>> start Data section

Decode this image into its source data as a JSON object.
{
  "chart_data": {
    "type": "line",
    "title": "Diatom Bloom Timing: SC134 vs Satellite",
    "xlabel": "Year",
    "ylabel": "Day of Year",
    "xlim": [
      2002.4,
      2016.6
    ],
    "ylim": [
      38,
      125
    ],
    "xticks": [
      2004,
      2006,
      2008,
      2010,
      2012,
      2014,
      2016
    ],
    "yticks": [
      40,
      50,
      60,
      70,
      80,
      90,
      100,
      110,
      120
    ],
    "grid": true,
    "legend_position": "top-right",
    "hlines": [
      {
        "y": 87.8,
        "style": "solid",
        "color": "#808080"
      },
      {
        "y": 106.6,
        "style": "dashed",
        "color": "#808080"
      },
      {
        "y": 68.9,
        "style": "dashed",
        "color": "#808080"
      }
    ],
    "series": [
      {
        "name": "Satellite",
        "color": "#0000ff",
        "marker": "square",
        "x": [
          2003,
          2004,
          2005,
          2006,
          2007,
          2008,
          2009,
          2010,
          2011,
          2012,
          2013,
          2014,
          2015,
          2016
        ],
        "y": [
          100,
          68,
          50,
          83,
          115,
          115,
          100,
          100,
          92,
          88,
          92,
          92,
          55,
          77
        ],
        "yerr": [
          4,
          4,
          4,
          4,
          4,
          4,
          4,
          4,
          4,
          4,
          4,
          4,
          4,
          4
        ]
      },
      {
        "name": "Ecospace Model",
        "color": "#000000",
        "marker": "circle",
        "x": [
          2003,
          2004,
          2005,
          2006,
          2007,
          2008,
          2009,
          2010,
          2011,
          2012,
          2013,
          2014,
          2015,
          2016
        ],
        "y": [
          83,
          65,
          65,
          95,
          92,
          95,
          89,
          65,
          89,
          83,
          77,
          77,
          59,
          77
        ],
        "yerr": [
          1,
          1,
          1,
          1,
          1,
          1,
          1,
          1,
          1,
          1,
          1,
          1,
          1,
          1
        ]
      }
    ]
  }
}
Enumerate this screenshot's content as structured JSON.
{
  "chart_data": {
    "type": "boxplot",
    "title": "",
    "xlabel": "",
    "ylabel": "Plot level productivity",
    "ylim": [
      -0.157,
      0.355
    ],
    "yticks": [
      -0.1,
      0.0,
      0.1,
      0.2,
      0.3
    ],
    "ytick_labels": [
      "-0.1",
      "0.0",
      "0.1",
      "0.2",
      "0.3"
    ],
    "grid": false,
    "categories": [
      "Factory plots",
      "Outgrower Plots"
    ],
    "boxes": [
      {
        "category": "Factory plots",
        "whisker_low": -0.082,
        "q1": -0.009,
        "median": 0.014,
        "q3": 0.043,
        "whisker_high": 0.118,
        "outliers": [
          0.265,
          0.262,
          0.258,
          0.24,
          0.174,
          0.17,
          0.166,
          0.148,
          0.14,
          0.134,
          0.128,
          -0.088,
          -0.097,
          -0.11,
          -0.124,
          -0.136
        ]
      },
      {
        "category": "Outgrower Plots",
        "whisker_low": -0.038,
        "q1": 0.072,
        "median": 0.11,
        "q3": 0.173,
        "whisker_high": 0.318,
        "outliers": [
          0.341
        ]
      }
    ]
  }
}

>> end Data section

#### What is needed
Each line from the one containing "Enumerate this screenshot's" to the end of the records should be echoed exactly, and no other line.

#### Reply
Enumerate this screenshot's content as structured JSON.
{
  "chart_data": {
    "type": "boxplot",
    "title": "",
    "xlabel": "",
    "ylabel": "Plot level productivity",
    "ylim": [
      -0.157,
      0.355
    ],
    "yticks": [
      -0.1,
      0.0,
      0.1,
      0.2,
      0.3
    ],
    "ytick_labels": [
      "-0.1",
      "0.0",
      "0.1",
      "0.2",
      "0.3"
    ],
    "grid": false,
    "categories": [
      "Factory plots",
      "Outgrower Plots"
    ],
    "boxes": [
      {
        "category": "Factory plots",
        "whisker_low": -0.082,
        "q1": -0.009,
        "median": 0.014,
        "q3": 0.043,
        "whisker_high": 0.118,
        "outliers": [
          0.265,
          0.262,
          0.258,
          0.24,
          0.174,
          0.17,
          0.166,
          0.148,
          0.14,
          0.134,
          0.128,
          -0.088,
          -0.097,
          -0.11,
          -0.124,
          -0.136
        ]
      },
      {
        "category": "Outgrower Plots",
        "whisker_low": -0.038,
        "q1": 0.072,
        "median": 0.11,
        "q3": 0.173,
        "whisker_high": 0.318,
        "outliers": [
          0.341
        ]
      }
    ]
  }
}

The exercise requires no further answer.